| Exercise task |
Please print every record below exactly as it appears.

(Chart and figure data)
■ ■ ■ ■
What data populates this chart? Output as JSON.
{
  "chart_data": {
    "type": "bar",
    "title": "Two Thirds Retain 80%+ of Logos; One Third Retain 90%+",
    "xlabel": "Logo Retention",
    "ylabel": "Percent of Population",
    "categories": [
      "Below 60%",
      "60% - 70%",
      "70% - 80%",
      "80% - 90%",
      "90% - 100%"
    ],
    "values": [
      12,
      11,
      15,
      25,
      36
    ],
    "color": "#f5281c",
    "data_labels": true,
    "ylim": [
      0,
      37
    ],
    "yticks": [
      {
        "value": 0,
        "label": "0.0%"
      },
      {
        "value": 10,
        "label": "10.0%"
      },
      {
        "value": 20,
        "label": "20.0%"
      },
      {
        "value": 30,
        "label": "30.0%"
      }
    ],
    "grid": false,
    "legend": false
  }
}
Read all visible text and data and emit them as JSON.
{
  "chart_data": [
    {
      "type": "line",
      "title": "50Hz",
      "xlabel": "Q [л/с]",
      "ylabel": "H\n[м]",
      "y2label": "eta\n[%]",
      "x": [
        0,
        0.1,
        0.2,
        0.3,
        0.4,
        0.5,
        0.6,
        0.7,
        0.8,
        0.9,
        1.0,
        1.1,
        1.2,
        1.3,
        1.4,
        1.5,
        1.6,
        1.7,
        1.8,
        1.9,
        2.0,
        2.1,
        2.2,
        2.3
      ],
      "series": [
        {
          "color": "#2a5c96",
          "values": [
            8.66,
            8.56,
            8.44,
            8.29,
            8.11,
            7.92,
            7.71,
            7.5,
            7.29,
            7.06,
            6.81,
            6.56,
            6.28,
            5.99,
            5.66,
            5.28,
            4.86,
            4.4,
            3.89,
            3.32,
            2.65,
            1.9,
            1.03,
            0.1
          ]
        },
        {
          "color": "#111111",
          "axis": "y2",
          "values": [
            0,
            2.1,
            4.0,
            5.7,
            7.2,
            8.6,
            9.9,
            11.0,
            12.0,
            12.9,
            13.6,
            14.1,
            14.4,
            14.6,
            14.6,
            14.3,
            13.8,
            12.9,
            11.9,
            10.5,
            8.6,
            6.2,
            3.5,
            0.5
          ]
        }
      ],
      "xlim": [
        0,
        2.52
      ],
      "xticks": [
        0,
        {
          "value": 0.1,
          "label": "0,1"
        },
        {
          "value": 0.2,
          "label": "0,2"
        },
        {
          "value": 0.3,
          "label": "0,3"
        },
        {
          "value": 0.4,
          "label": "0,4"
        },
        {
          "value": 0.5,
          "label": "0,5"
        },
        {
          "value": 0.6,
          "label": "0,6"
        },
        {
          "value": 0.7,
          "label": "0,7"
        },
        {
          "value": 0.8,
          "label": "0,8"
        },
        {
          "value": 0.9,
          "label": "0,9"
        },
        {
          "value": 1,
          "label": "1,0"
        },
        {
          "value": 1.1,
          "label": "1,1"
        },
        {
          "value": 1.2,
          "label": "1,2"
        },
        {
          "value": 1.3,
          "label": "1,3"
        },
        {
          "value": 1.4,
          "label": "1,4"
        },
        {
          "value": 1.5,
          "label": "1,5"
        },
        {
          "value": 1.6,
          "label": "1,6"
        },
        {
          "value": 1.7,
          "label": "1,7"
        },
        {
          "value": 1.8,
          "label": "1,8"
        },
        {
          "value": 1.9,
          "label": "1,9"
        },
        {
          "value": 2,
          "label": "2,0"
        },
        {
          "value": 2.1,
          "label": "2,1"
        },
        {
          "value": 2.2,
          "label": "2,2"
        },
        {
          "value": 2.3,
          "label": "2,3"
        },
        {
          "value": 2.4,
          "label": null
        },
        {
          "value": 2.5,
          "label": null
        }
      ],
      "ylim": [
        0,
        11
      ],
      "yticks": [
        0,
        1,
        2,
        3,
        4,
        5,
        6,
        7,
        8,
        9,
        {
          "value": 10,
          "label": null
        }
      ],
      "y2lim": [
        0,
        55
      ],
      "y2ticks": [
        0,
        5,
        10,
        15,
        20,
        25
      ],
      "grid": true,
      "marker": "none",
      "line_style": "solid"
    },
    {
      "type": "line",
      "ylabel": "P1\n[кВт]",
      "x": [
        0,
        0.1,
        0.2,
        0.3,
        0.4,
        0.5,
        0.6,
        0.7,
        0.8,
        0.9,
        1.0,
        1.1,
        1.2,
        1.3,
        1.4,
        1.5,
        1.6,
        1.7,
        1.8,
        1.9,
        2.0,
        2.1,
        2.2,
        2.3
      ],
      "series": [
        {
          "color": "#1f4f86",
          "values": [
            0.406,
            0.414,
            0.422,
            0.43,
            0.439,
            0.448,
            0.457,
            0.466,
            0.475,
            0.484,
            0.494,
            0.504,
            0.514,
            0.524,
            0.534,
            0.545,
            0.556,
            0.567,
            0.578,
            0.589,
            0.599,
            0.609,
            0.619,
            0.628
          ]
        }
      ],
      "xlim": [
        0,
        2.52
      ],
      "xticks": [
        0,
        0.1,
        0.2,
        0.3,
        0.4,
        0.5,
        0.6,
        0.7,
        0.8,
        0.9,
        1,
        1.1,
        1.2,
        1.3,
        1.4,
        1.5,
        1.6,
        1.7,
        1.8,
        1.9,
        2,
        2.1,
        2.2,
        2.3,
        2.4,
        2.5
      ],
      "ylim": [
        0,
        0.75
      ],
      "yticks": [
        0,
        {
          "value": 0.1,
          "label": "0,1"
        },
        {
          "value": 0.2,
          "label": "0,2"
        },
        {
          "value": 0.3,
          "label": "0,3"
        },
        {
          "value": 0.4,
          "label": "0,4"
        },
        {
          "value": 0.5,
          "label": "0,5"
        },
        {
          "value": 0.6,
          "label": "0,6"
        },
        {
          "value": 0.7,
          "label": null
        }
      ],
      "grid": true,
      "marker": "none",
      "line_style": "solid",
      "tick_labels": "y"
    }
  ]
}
■ ■ ■ ■
| Solved exercise |
What data populates this chart? Output as JSON.
{
  "chart_data": {
    "type": "bar",
    "title": "Two Thirds Retain 80%+ of Logos; One Third Retain 90%+",
    "xlabel": "Logo Retention",
    "ylabel": "Percent of Population",
    "categories": [
      "Below 60%",
      "60% - 70%",
      "70% - 80%",
      "80% - 90%",
      "90% - 100%"
    ],
    "values": [
      12,
      11,
      15,
      25,
      36
    ],
    "color": "#f5281c",
    "data_labels": true,
    "ylim": [
      0,
      37
    ],
    "yticks": [
      {
        "value": 0,
        "label": "0.0%"
      },
      {
        "value": 10,
        "label": "10.0%"
      },
      {
        "value": 20,
        "label": "20.0%"
      },
      {
        "value": 30,
        "label": "30.0%"
      }
    ],
    "grid": false,
    "legend": false
  }
}
Read all visible text and data and emit them as JSON.
{
  "chart_data": [
    {
      "type": "line",
      "title": "50Hz",
      "xlabel": "Q [л/с]",
      "ylabel": "H\n[м]",
      "y2label": "eta\n[%]",
      "x": [
        0,
        0.1,
        0.2,
        0.3,
        0.4,
        0.5,
        0.6,
        0.7,
        0.8,
        0.9,
        1.0,
        1.1,
        1.2,
        1.3,
        1.4,
        1.5,
        1.6,
        1.7,
        1.8,
        1.9,
        2.0,
        2.1,
        2.2,
        2.3
      ],
      "series": [
        {
          "color": "#2a5c96",
          "values": [
            8.66,
            8.56,
            8.44,
            8.29,
            8.11,
            7.92,
            7.71,
            7.5,
            7.29,
            7.06,
            6.81,
            6.56,
            6.28,
            5.99,
            5.66,
            5.28,
            4.86,
            4.4,
            3.89,
            3.32,
            2.65,
            1.9,
            1.03,
            0.1
          ]
        },
        {
          "color": "#111111",
          "axis": "y2",
          "values": [
            0,
            2.1,
            4.0,
            5.7,
            7.2,
            8.6,
            9.9,
            11.0,
            12.0,
            12.9,
            13.6,
            14.1,
            14.4,
            14.6,
            14.6,
            14.3,
            13.8,
            12.9,
            11.9,
            10.5,
            8.6,
            6.2,
            3.5,
            0.5
          ]
        }
      ],
      "xlim": [
        0,
        2.52
      ],
      "xticks": [
        0,
        {
          "value": 0.1,
          "label": "0,1"
        },
        {
          "value": 0.2,
          "label": "0,2"
        },
        {
          "value": 0.3,
          "label": "0,3"
        },
        {
          "value": 0.4,
          "label": "0,4"
        },
        {
          "value": 0.5,
          "label": "0,5"
        },
        {
          "value": 0.6,
          "label": "0,6"
        },
        {
          "value": 0.7,
          "label": "0,7"
        },
        {
          "value": 0.8,
          "label": "0,8"
        },
        {
          "value": 0.9,
          "label": "0,9"
        },
        {
          "value": 1,
          "label": "1,0"
        },
        {
          "value": 1.1,
          "label": "1,1"
        },
        {
          "value": 1.2,
          "label": "1,2"
        },
        {
          "value": 1.3,
          "label": "1,3"
        },
        {
          "value": 1.4,
          "label": "1,4"
        },
        {
          "value": 1.5,
          "label": "1,5"
        },
        {
          "value": 1.6,
          "label": "1,6"
        },
        {
          "value": 1.7,
          "label": "1,7"
        },
        {
          "value": 1.8,
          "label": "1,8"
        },
        {
          "value": 1.9,
          "label": "1,9"
        },
        {
          "value": 2,
          "label": "2,0"
        },
        {
          "value": 2.1,
          "label": "2,1"
        },
        {
          "value": 2.2,
          "label": "2,2"
        },
        {
          "value": 2.3,
          "label": "2,3"
        },
        {
          "value": 2.4,
          "label": null
        },
        {
          "value": 2.5,
          "label": null
        }
      ],
      "ylim": [
        0,
        11
      ],
      "yticks": [
        0,
        1,
        2,
        3,
        4,
        5,
        6,
        7,
        8,
        9,
        {
          "value": 10,
          "label": null
        }
      ],
      "y2lim": [
        0,
        55
      ],
      "y2ticks": [
        0,
        5,
        10,
        15,
        20,
        25
      ],
      "grid": true,
      "marker": "none",
      "line_style": "solid"
    },
    {
      "type": "line",
      "ylabel": "P1\n[кВт]",
      "x": [
        0,
        0.1,
        0.2,
        0.3,
        0.4,
        0.5,
        0.6,
        0.7,
        0.8,
        0.9,
        1.0,
        1.1,
        1.2,
        1.3,
        1.4,
        1.5,
        1.6,
        1.7,
        1.8,
        1.9,
        2.0,
        2.1,
        2.2,
        2.3
      ],
      "series": [
        {
          "color": "#1f4f86",
          "values": [
            0.406,
            0.414,
            0.422,
            0.43,
            0.439,
            0.448,
            0.457,
            0.466,
            0.475,
            0.484,
            0.494,
            0.504,
            0.514,
            0.524,
            0.534,
            0.545,
            0.556,
            0.567,
            0.578,
            0.589,
            0.599,
            0.609,
            0.619,
            0.628
          ]
        }
      ],
      "xlim": [
        0,
        2.52
      ],
      "xticks": [
        0,
        0.1,
        0.2,
        0.3,
        0.4,
        0.5,
        0.6,
        0.7,
        0.8,
        0.9,
        1,
        1.1,
        1.2,
        1.3,
        1.4,
        1.5,
        1.6,
        1.7,
        1.8,
        1.9,
        2,
        2.1,
        2.2,
        2.3,
        2.4,
        2.5
      ],
      "ylim": [
        0,
        0.75
      ],
      "yticks": [
        0,
        {
          "value": 0.1,
          "label": "0,1"
        },
        {
          "value": 0.2,
          "label": "0,2"
        },
        {
          "value": 0.3,
          "label": "0,3"
        },
        {
          "value": 0.4,
          "label": "0,4"
        },
        {
          "value": 0.5,
          "label": "0,5"
        },
        {
          "value": 0.6,
          "label": "0,6"
        },
        {
          "value": 0.7,
          "label": null
        }
      ],
      "grid": true,
      "marker": "none",
      "line_style": "solid",
      "tick_labels": "y"
    }
  ]
}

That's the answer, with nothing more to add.